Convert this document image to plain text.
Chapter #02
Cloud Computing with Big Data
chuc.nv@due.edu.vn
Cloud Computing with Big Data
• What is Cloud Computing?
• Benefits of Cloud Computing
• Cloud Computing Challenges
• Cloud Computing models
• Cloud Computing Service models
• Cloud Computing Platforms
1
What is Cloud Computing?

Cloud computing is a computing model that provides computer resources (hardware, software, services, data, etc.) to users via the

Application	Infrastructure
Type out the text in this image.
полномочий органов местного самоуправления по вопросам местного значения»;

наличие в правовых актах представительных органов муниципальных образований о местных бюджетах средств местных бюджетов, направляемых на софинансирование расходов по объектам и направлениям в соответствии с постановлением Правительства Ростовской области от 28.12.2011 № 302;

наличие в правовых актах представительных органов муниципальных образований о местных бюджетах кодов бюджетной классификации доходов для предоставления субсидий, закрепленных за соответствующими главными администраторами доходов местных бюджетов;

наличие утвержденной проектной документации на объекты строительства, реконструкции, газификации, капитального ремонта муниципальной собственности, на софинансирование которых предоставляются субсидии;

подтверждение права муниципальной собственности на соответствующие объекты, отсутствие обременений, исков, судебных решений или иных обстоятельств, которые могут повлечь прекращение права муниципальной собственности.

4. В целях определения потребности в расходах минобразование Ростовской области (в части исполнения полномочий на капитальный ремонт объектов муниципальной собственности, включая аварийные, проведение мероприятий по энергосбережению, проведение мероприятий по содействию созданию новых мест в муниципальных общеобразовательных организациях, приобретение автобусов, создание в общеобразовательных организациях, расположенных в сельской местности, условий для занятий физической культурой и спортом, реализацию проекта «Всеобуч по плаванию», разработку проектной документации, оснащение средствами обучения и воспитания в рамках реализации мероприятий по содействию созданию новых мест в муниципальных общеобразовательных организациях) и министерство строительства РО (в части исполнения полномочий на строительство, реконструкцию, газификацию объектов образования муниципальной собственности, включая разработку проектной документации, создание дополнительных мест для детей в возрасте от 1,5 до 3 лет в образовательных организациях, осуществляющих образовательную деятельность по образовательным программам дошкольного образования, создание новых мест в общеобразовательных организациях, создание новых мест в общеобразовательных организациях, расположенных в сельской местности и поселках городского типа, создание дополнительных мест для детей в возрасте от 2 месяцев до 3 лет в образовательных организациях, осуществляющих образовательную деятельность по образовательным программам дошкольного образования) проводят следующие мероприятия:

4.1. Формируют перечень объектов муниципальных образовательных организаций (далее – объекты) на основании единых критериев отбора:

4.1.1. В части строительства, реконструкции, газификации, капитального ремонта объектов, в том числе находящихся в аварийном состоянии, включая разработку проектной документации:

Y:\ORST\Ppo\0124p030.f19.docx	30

Written instruction >> Whichever lines contain the string "включая", select and copy them.

Solved exercise >>
4. В целях определения потребности в расходах минобразование Ростовской области (в части исполнения полномочий на капитальный ремонт объектов муниципальной собственности, включая аварийные, проведение мероприятий по энергосбережению, проведение мероприятий по содействию созданию новых мест в муниципальных общеобразовательных организациях, приобретение автобусов, создание в общеобразовательных организациях, расположенных в сельской местности, условий для занятий физической культурой и спортом, реализацию проекта «Всеобуч по плаванию», разработку проектной документации, оснащение средствами обучения и воспитания в рамках реализации мероприятий по содействию созданию новых мест в муниципальных общеобразовательных организациях) и министерство строительства РО (в части исполнения полномочий на строительство, реконструкцию, газификацию объектов образования муниципальной собственности, включая разработку проектной документации, создание дополнительных мест для детей в возрасте от 1,5 до 3 лет в образовательных организациях, осуществляющих образовательную деятельность по образовательным программам дошкольного образования, создание новых мест в общеобразовательных организациях, создание новых мест в общеобразовательных организациях, расположенных в сельской местности и поселках городского типа, создание дополнительных мест для детей в возрасте от 2 месяцев до 3 лет в образовательных организациях, осуществляющих образовательную деятельность по образовательным программам дошкольного образования) проводят следующие мероприятия:
4.1.1. В части строительства, реконструкции, газификации, капитального ремонта объектов, в том числе находящихся в аварийном состоянии, включая разработку проектной документации:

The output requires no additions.